TASK :: Across the entries below, how many lines contain the word "Settings"? Give the number alone.

Dataset records
^^^^^^^^
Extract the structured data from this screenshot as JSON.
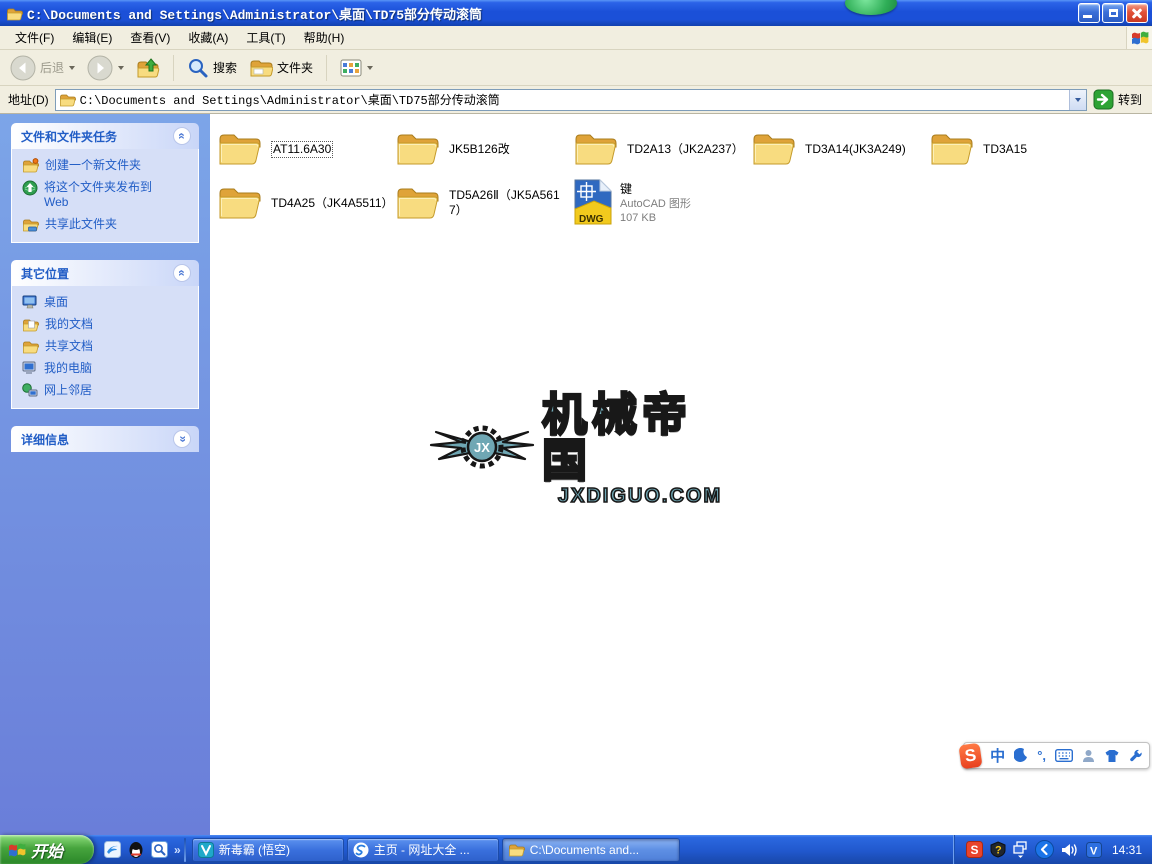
{
  "window": {
    "title": "C:\\Documents and Settings\\Administrator\\桌面\\TD75部分传动滚筒"
  },
  "menu": {
    "items": [
      "文件(F)",
      "编辑(E)",
      "查看(V)",
      "收藏(A)",
      "工具(T)",
      "帮助(H)"
    ]
  },
  "toolbar": {
    "back": "后退",
    "search": "搜索",
    "folders": "文件夹"
  },
  "address": {
    "label": "地址(D)",
    "value": "C:\\Documents and Settings\\Administrator\\桌面\\TD75部分传动滚筒",
    "go": "转到"
  },
  "sidebar": {
    "panes": [
      {
        "id": "file-tasks",
        "title": "文件和文件夹任务",
        "collapsed": false,
        "items": [
          {
            "icon": "new-folder-icon",
            "label": "创建一个新文件夹"
          },
          {
            "icon": "publish-web-icon",
            "label": "将这个文件夹发布到 Web"
          },
          {
            "icon": "share-folder-icon",
            "label": "共享此文件夹"
          }
        ]
      },
      {
        "id": "other-places",
        "title": "其它位置",
        "collapsed": false,
        "items": [
          {
            "icon": "desktop-icon",
            "label": "桌面"
          },
          {
            "icon": "my-documents-icon",
            "label": "我的文档"
          },
          {
            "icon": "shared-documents-icon",
            "label": "共享文档"
          },
          {
            "icon": "my-computer-icon",
            "label": "我的电脑"
          },
          {
            "icon": "network-places-icon",
            "label": "网上邻居"
          }
        ]
      },
      {
        "id": "details",
        "title": "详细信息",
        "collapsed": true,
        "items": []
      }
    ]
  },
  "files": [
    {
      "name": "AT11.6A30",
      "type": "folder",
      "selected": true
    },
    {
      "name": "JK5B126改",
      "type": "folder"
    },
    {
      "name": "TD2A13（JK2A237）",
      "type": "folder"
    },
    {
      "name": "TD3A14(JK3A249)",
      "type": "folder"
    },
    {
      "name": "TD3A15",
      "type": "folder"
    },
    {
      "name": "TD4A25（JK4A5511）",
      "type": "folder"
    },
    {
      "name": "TD5A26Ⅱ（JK5A5617）",
      "type": "folder"
    },
    {
      "name": "键",
      "type": "dwg",
      "file_type": "AutoCAD 图形",
      "size": "107 KB",
      "badge": "DWG"
    }
  ],
  "watermark": {
    "title": "机械帝国",
    "url": "JXDIGUO.COM",
    "logo": "JX"
  },
  "ime": {
    "brand": "S",
    "mode": "中",
    "punct": "°,",
    "icons": [
      "moon-icon",
      "keyboard-icon",
      "person-icon",
      "skin-icon",
      "wrench-icon"
    ]
  },
  "taskbar": {
    "start": "开始",
    "quick_launch": [
      "sogou-browser-icon",
      "qq-icon",
      "quick-search-icon"
    ],
    "quick_chevron": "»",
    "tasks": [
      {
        "icon": "duba-icon",
        "label": "新毒霸 (悟空)",
        "active": false
      },
      {
        "icon": "sogou-page-icon",
        "label": "主页 - 网址大全 ...",
        "active": false
      },
      {
        "icon": "small-folder-icon",
        "label": "C:\\Documents and...",
        "active": true
      }
    ],
    "tray": {
      "icons": [
        "sogou-s-icon",
        "help-icon",
        "window-switch-icon",
        "back-circle-icon",
        "volume-icon",
        "v-check-icon"
      ],
      "time": "14:31"
    }
  },
  "glyphs": {
    "sogou_s": "S",
    "help": "?",
    "v_check": "V",
    "chevron": "«"
  }
}
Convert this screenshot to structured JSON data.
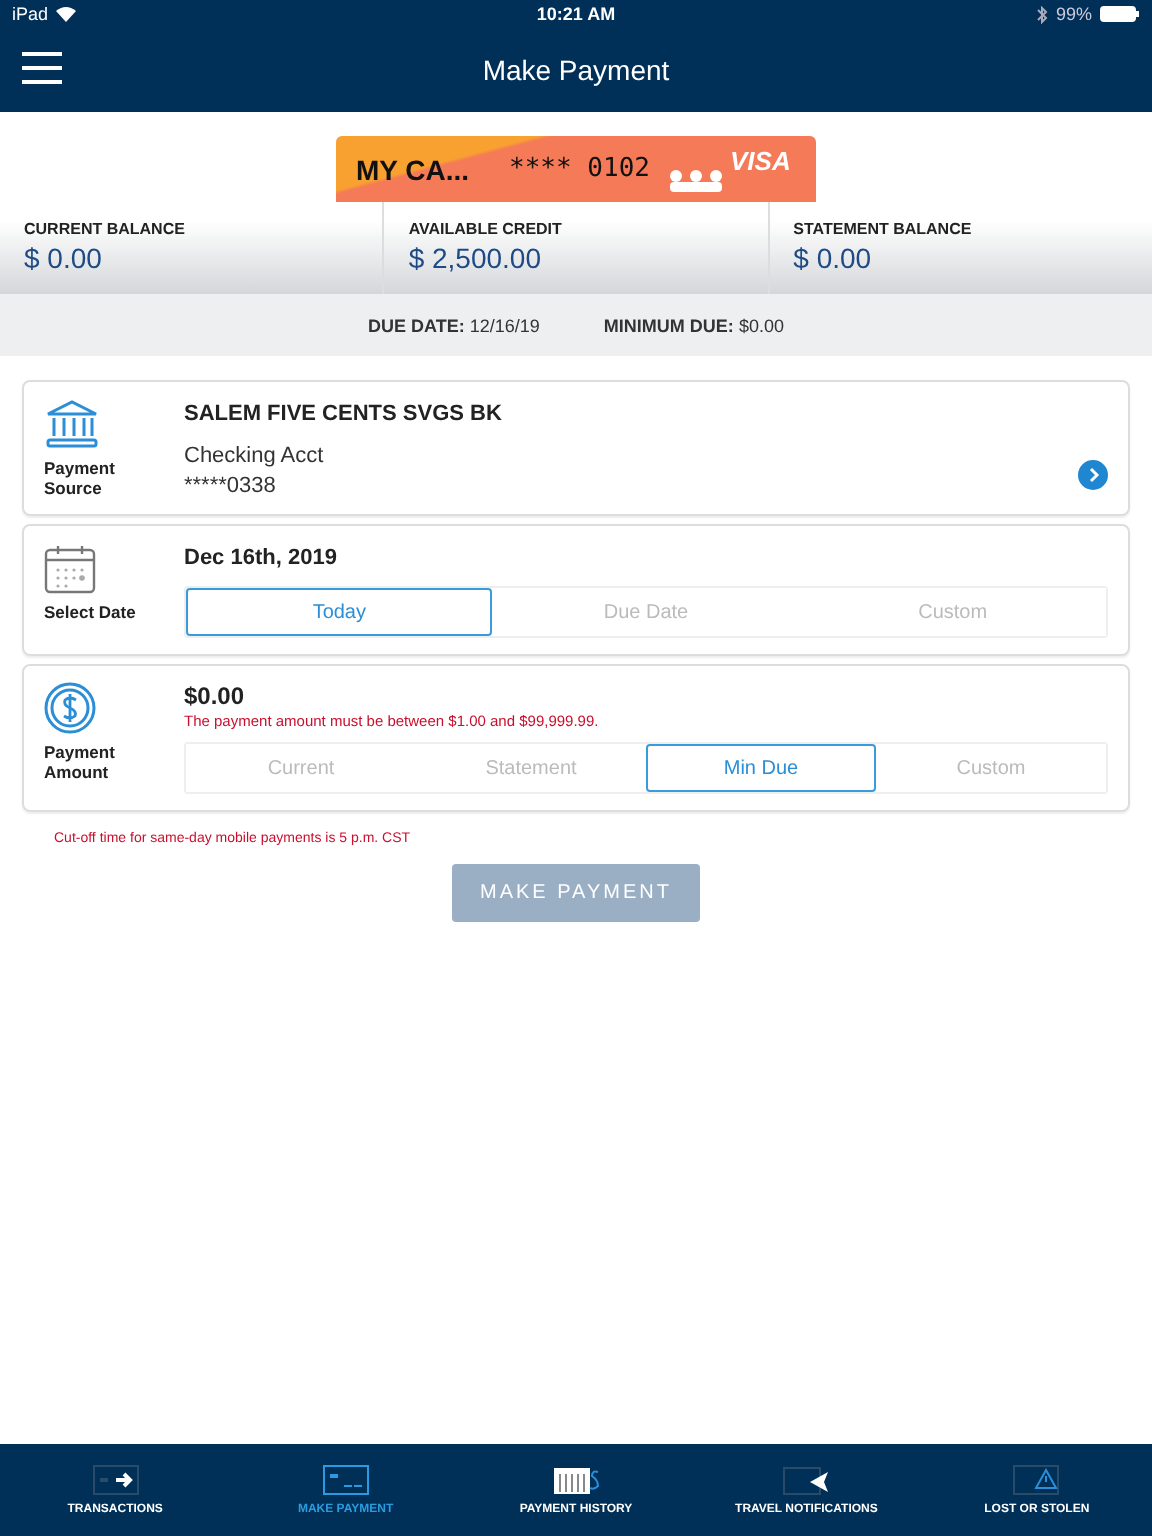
^^^^^^^^
OUTPUT :: 2